- **INSTRUCTIONS TO FOLLOW**:
Images are excluded; otherwise, output every record exactly.
--- Start of DATA FOR THE TASK ---
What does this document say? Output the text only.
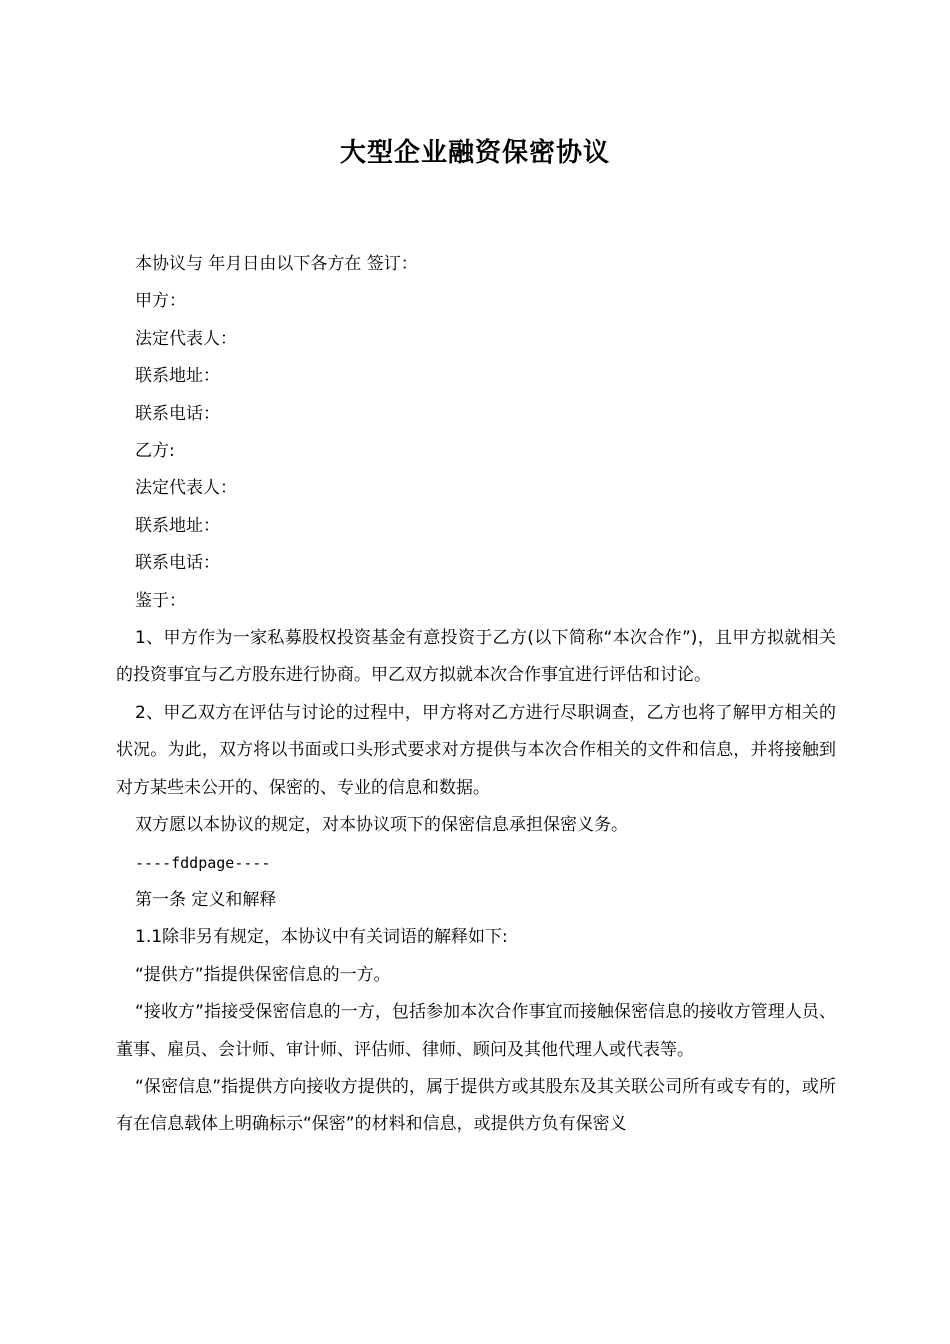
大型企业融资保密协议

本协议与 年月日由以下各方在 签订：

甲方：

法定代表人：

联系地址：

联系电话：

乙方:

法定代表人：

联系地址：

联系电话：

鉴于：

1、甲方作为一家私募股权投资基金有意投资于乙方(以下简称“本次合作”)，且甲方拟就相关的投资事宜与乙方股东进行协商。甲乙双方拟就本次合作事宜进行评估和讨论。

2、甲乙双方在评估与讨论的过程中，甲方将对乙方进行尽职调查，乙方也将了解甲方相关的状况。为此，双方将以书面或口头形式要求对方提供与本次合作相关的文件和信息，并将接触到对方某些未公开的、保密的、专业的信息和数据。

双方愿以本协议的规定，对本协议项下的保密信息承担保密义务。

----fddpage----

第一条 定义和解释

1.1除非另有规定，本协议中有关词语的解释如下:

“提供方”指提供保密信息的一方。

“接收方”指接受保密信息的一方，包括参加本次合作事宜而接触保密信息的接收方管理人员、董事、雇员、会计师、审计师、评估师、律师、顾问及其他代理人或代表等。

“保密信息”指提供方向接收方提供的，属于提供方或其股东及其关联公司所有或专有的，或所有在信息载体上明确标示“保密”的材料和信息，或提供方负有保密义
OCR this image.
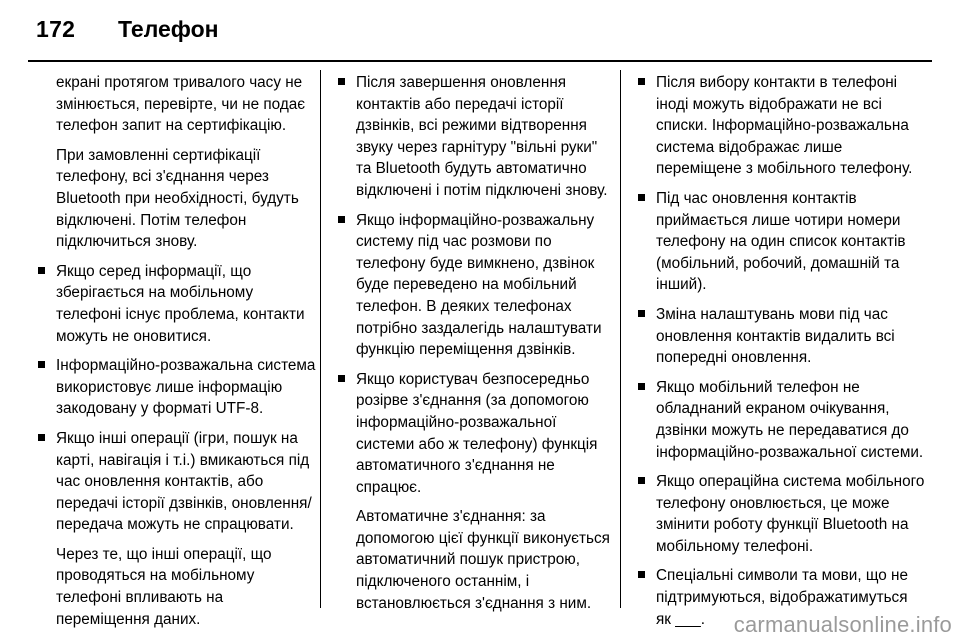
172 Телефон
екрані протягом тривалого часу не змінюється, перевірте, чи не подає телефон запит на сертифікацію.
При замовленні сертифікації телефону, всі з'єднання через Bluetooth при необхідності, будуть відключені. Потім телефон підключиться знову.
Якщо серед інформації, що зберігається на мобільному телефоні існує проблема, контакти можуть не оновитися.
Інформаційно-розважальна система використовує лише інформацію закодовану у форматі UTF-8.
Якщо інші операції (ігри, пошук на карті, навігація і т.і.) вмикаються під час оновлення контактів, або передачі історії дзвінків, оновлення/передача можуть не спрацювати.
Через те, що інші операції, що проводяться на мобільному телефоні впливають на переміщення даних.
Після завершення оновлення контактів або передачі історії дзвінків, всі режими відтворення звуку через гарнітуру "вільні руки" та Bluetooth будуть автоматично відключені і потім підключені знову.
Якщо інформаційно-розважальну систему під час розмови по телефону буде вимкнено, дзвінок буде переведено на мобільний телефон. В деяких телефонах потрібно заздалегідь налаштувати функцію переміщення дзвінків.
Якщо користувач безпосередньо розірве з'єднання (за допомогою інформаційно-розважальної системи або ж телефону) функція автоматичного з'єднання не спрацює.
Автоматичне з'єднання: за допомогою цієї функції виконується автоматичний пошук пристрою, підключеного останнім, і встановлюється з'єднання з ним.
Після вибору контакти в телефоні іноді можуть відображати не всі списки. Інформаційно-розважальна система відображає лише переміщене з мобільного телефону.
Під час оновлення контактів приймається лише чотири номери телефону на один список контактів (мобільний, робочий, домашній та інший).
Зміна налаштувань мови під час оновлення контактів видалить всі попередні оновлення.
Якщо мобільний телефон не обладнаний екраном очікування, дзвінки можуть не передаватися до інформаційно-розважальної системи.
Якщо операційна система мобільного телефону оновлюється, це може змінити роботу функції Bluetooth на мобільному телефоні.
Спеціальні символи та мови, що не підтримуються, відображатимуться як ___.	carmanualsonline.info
--- End of DATA FOR THE TASK ---
- **TASK SOLUTION**:
What does this document say? Output the text only.
大型企业融资保密协议

本协议与 年月日由以下各方在 签订：

甲方：

法定代表人：

联系地址：

联系电话：

乙方:

法定代表人：

联系地址：

联系电话：

鉴于：

1、甲方作为一家私募股权投资基金有意投资于乙方(以下简称“本次合作”)，且甲方拟就相关的投资事宜与乙方股东进行协商。甲乙双方拟就本次合作事宜进行评估和讨论。

2、甲乙双方在评估与讨论的过程中，甲方将对乙方进行尽职调查，乙方也将了解甲方相关的状况。为此，双方将以书面或口头形式要求对方提供与本次合作相关的文件和信息，并将接触到对方某些未公开的、保密的、专业的信息和数据。

双方愿以本协议的规定，对本协议项下的保密信息承担保密义务。

----fddpage----

第一条 定义和解释

1.1除非另有规定，本协议中有关词语的解释如下:

“提供方”指提供保密信息的一方。

“接收方”指接受保密信息的一方，包括参加本次合作事宜而接触保密信息的接收方管理人员、董事、雇员、会计师、审计师、评估师、律师、顾问及其他代理人或代表等。

“保密信息”指提供方向接收方提供的，属于提供方或其股东及其关联公司所有或专有的，或所有在信息载体上明确标示“保密”的材料和信息，或提供方负有保密义
OCR this image.
172 Телефон
екрані протягом тривалого часу не змінюється, перевірте, чи не подає телефон запит на сертифікацію.
При замовленні сертифікації телефону, всі з'єднання через Bluetooth при необхідності, будуть відключені. Потім телефон підключиться знову.
Якщо серед інформації, що зберігається на мобільному телефоні існує проблема, контакти можуть не оновитися.
Інформаційно-розважальна система використовує лише інформацію закодовану у форматі UTF-8.
Якщо інші операції (ігри, пошук на карті, навігація і т.і.) вмикаються під час оновлення контактів, або передачі історії дзвінків, оновлення/передача можуть не спрацювати.
Через те, що інші операції, що проводяться на мобільному телефоні впливають на переміщення даних.
Після завершення оновлення контактів або передачі історії дзвінків, всі режими відтворення звуку через гарнітуру "вільні руки" та Bluetooth будуть автоматично відключені і потім підключені знову.
Якщо інформаційно-розважальну систему під час розмови по телефону буде вимкнено, дзвінок буде переведено на мобільний телефон. В деяких телефонах потрібно заздалегідь налаштувати функцію переміщення дзвінків.
Якщо користувач безпосередньо розірве з'єднання (за допомогою інформаційно-розважальної системи або ж телефону) функція автоматичного з'єднання не спрацює.
Автоматичне з'єднання: за допомогою цієї функції виконується автоматичний пошук пристрою, підключеного останнім, і встановлюється з'єднання з ним.
Після вибору контакти в телефоні іноді можуть відображати не всі списки. Інформаційно-розважальна система відображає лише переміщене з мобільного телефону.
Під час оновлення контактів приймається лише чотири номери телефону на один список контактів (мобільний, робочий, домашній та інший).
Зміна налаштувань мови під час оновлення контактів видалить всі попередні оновлення.
Якщо мобільний телефон не обладнаний екраном очікування, дзвінки можуть не передаватися до інформаційно-розважальної системи.
Якщо операційна система мобільного телефону оновлюється, це може змінити роботу функції Bluetooth на мобільному телефоні.
Спеціальні символи та мови, що не підтримуються, відображатимуться як ___.	carmanualsonline.info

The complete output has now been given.